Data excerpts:
[BEGIN]

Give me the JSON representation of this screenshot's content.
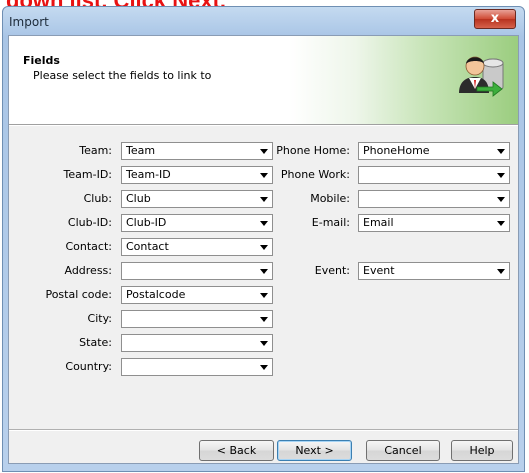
{
  "caption": "down list. Click Next.",
  "window": {
    "title": "Import",
    "close_glyph": "x"
  },
  "header": {
    "title": "Fields",
    "subtitle": "Please select the fields to link to",
    "icon": "user-database-icon"
  },
  "left_fields": [
    {
      "label": "Team:",
      "value": "Team"
    },
    {
      "label": "Team-ID:",
      "value": "Team-ID"
    },
    {
      "label": "Club:",
      "value": "Club"
    },
    {
      "label": "Club-ID:",
      "value": "Club-ID"
    },
    {
      "label": "Contact:",
      "value": "Contact"
    },
    {
      "label": "Address:",
      "value": ""
    },
    {
      "label": "Postal code:",
      "value": "Postalcode"
    },
    {
      "label": "City:",
      "value": ""
    },
    {
      "label": "State:",
      "value": ""
    },
    {
      "label": "Country:",
      "value": ""
    }
  ],
  "right_fields": [
    {
      "label": "Phone Home:",
      "value": "PhoneHome"
    },
    {
      "label": "Phone Work:",
      "value": ""
    },
    {
      "label": "Mobile:",
      "value": ""
    },
    {
      "label": "E-mail:",
      "value": "Email"
    },
    {
      "label": "Event:",
      "value": "Event"
    }
  ],
  "buttons": {
    "back": "< Back",
    "next": "Next >",
    "cancel": "Cancel",
    "help": "Help"
  }
}
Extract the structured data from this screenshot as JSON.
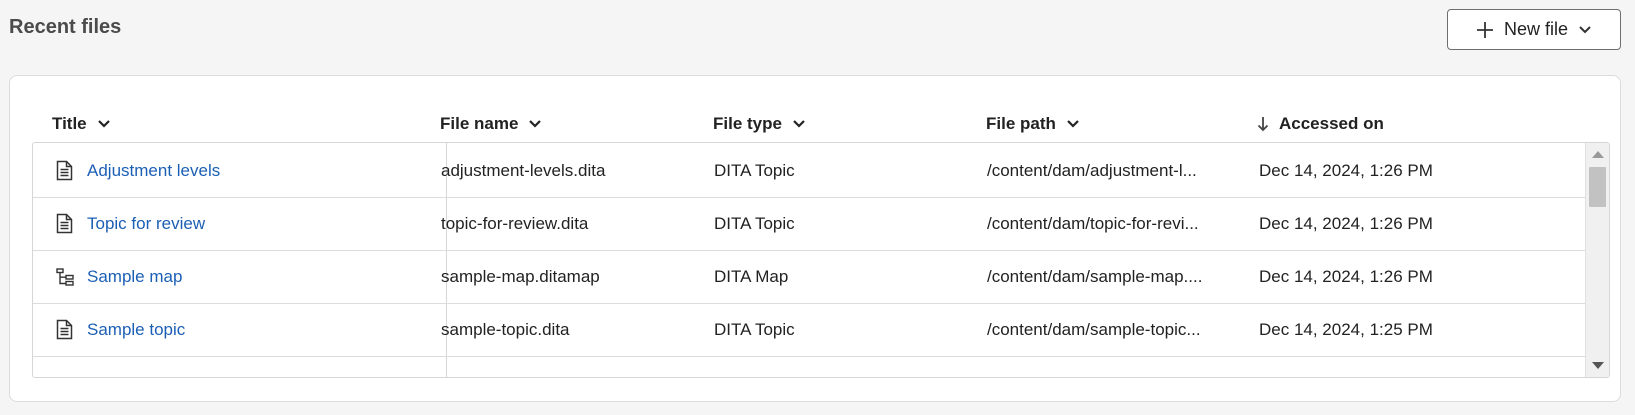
{
  "header": {
    "title": "Recent files",
    "new_file_label": "New file",
    "new_file_icon": "plus-icon",
    "new_file_dropdown_icon": "chevron-down-icon"
  },
  "table": {
    "columns": [
      {
        "label": "Title",
        "indicator": "chevron-down-icon"
      },
      {
        "label": "File name",
        "indicator": "chevron-down-icon"
      },
      {
        "label": "File type",
        "indicator": "chevron-down-icon"
      },
      {
        "label": "File path",
        "indicator": "chevron-down-icon"
      },
      {
        "label": "Accessed on",
        "indicator": "arrow-down-icon"
      }
    ],
    "rows": [
      {
        "icon": "document-icon",
        "title": "Adjustment levels",
        "file_name": "adjustment-levels.dita",
        "file_type": "DITA Topic",
        "file_path": "/content/dam/adjustment-l...",
        "accessed_on": "Dec 14, 2024, 1:26 PM"
      },
      {
        "icon": "document-icon",
        "title": "Topic for review",
        "file_name": "topic-for-review.dita",
        "file_type": "DITA Topic",
        "file_path": "/content/dam/topic-for-revi...",
        "accessed_on": "Dec 14, 2024, 1:26 PM"
      },
      {
        "icon": "map-tree-icon",
        "title": "Sample map",
        "file_name": "sample-map.ditamap",
        "file_type": "DITA Map",
        "file_path": "/content/dam/sample-map....",
        "accessed_on": "Dec 14, 2024, 1:26 PM"
      },
      {
        "icon": "document-icon",
        "title": "Sample topic",
        "file_name": "sample-topic.dita",
        "file_type": "DITA Topic",
        "file_path": "/content/dam/sample-topic...",
        "accessed_on": "Dec 14, 2024, 1:25 PM"
      }
    ]
  },
  "colors": {
    "link": "#1b5fb5",
    "border": "#dcdcdc",
    "background": "#f5f5f5"
  }
}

[END]

Instruction =
Reproduce every record above exactly, omitting the pictures.

Answer for the task =
Give me the JSON representation of this screenshot's content.
{
  "caption": "down list. Click Next.",
  "window": {
    "title": "Import",
    "close_glyph": "x"
  },
  "header": {
    "title": "Fields",
    "subtitle": "Please select the fields to link to",
    "icon": "user-database-icon"
  },
  "left_fields": [
    {
      "label": "Team:",
      "value": "Team"
    },
    {
      "label": "Team-ID:",
      "value": "Team-ID"
    },
    {
      "label": "Club:",
      "value": "Club"
    },
    {
      "label": "Club-ID:",
      "value": "Club-ID"
    },
    {
      "label": "Contact:",
      "value": "Contact"
    },
    {
      "label": "Address:",
      "value": ""
    },
    {
      "label": "Postal code:",
      "value": "Postalcode"
    },
    {
      "label": "City:",
      "value": ""
    },
    {
      "label": "State:",
      "value": ""
    },
    {
      "label": "Country:",
      "value": ""
    }
  ],
  "right_fields": [
    {
      "label": "Phone Home:",
      "value": "PhoneHome"
    },
    {
      "label": "Phone Work:",
      "value": ""
    },
    {
      "label": "Mobile:",
      "value": ""
    },
    {
      "label": "E-mail:",
      "value": "Email"
    },
    {
      "label": "Event:",
      "value": "Event"
    }
  ],
  "buttons": {
    "back": "< Back",
    "next": "Next >",
    "cancel": "Cancel",
    "help": "Help"
  }
}
Extract the structured data from this screenshot as JSON.
{
  "header": {
    "title": "Recent files",
    "new_file_label": "New file",
    "new_file_icon": "plus-icon",
    "new_file_dropdown_icon": "chevron-down-icon"
  },
  "table": {
    "columns": [
      {
        "label": "Title",
        "indicator": "chevron-down-icon"
      },
      {
        "label": "File name",
        "indicator": "chevron-down-icon"
      },
      {
        "label": "File type",
        "indicator": "chevron-down-icon"
      },
      {
        "label": "File path",
        "indicator": "chevron-down-icon"
      },
      {
        "label": "Accessed on",
        "indicator": "arrow-down-icon"
      }
    ],
    "rows": [
      {
        "icon": "document-icon",
        "title": "Adjustment levels",
        "file_name": "adjustment-levels.dita",
        "file_type": "DITA Topic",
        "file_path": "/content/dam/adjustment-l...",
        "accessed_on": "Dec 14, 2024, 1:26 PM"
      },
      {
        "icon": "document-icon",
        "title": "Topic for review",
        "file_name": "topic-for-review.dita",
        "file_type": "DITA Topic",
        "file_path": "/content/dam/topic-for-revi...",
        "accessed_on": "Dec 14, 2024, 1:26 PM"
      },
      {
        "icon": "map-tree-icon",
        "title": "Sample map",
        "file_name": "sample-map.ditamap",
        "file_type": "DITA Map",
        "file_path": "/content/dam/sample-map....",
        "accessed_on": "Dec 14, 2024, 1:26 PM"
      },
      {
        "icon": "document-icon",
        "title": "Sample topic",
        "file_name": "sample-topic.dita",
        "file_type": "DITA Topic",
        "file_path": "/content/dam/sample-topic...",
        "accessed_on": "Dec 14, 2024, 1:25 PM"
      }
    ]
  },
  "colors": {
    "link": "#1b5fb5",
    "border": "#dcdcdc",
    "background": "#f5f5f5"
  }
}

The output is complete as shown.